● **Given instruction**
Here are some records. Copy each one exactly.
********************
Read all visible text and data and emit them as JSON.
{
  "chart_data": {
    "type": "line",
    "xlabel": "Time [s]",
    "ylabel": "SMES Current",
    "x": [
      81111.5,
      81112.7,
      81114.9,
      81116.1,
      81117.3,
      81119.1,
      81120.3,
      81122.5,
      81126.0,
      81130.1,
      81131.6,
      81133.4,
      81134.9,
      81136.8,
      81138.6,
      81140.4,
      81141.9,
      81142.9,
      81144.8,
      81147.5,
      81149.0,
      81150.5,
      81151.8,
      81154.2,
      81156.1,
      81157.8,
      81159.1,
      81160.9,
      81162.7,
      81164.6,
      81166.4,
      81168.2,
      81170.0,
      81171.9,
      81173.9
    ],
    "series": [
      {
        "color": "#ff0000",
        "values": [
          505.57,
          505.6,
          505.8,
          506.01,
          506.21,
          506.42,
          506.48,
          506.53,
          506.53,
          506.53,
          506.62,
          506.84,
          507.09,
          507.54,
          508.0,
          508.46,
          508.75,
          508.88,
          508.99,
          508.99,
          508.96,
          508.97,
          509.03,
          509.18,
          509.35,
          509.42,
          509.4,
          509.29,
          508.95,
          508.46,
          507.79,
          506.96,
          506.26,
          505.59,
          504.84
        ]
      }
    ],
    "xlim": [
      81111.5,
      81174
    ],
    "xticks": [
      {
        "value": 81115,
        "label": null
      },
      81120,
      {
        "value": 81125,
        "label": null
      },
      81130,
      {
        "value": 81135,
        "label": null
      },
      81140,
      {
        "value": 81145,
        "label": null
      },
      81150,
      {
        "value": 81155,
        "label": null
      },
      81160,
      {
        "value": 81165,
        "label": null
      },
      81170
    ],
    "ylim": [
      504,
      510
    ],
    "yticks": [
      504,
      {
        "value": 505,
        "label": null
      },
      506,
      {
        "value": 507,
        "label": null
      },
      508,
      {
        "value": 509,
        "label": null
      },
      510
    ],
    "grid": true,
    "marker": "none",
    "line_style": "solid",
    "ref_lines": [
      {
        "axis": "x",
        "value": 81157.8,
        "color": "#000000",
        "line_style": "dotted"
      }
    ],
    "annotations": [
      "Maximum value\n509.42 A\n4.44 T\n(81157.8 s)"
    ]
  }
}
********************
● **Result of the exercise**
Read all visible text and data and emit them as JSON.
{
  "chart_data": {
    "type": "line",
    "xlabel": "Time [s]",
    "ylabel": "SMES Current",
    "x": [
      81111.5,
      81112.7,
      81114.9,
      81116.1,
      81117.3,
      81119.1,
      81120.3,
      81122.5,
      81126.0,
      81130.1,
      81131.6,
      81133.4,
      81134.9,
      81136.8,
      81138.6,
      81140.4,
      81141.9,
      81142.9,
      81144.8,
      81147.5,
      81149.0,
      81150.5,
      81151.8,
      81154.2,
      81156.1,
      81157.8,
      81159.1,
      81160.9,
      81162.7,
      81164.6,
      81166.4,
      81168.2,
      81170.0,
      81171.9,
      81173.9
    ],
    "series": [
      {
        "color": "#ff0000",
        "values": [
          505.57,
          505.6,
          505.8,
          506.01,
          506.21,
          506.42,
          506.48,
          506.53,
          506.53,
          506.53,
          506.62,
          506.84,
          507.09,
          507.54,
          508.0,
          508.46,
          508.75,
          508.88,
          508.99,
          508.99,
          508.96,
          508.97,
          509.03,
          509.18,
          509.35,
          509.42,
          509.4,
          509.29,
          508.95,
          508.46,
          507.79,
          506.96,
          506.26,
          505.59,
          504.84
        ]
      }
    ],
    "xlim": [
      81111.5,
      81174
    ],
    "xticks": [
      {
        "value": 81115,
        "label": null
      },
      81120,
      {
        "value": 81125,
        "label": null
      },
      81130,
      {
        "value": 81135,
        "label": null
      },
      81140,
      {
        "value": 81145,
        "label": null
      },
      81150,
      {
        "value": 81155,
        "label": null
      },
      81160,
      {
        "value": 81165,
        "label": null
      },
      81170
    ],
    "ylim": [
      504,
      510
    ],
    "yticks": [
      504,
      {
        "value": 505,
        "label": null
      },
      506,
      {
        "value": 507,
        "label": null
      },
      508,
      {
        "value": 509,
        "label": null
      },
      510
    ],
    "grid": true,
    "marker": "none",
    "line_style": "solid",
    "ref_lines": [
      {
        "axis": "x",
        "value": 81157.8,
        "color": "#000000",
        "line_style": "dotted"
      }
    ],
    "annotations": [
      "Maximum value\n509.42 A\n4.44 T\n(81157.8 s)"
    ]
  }
}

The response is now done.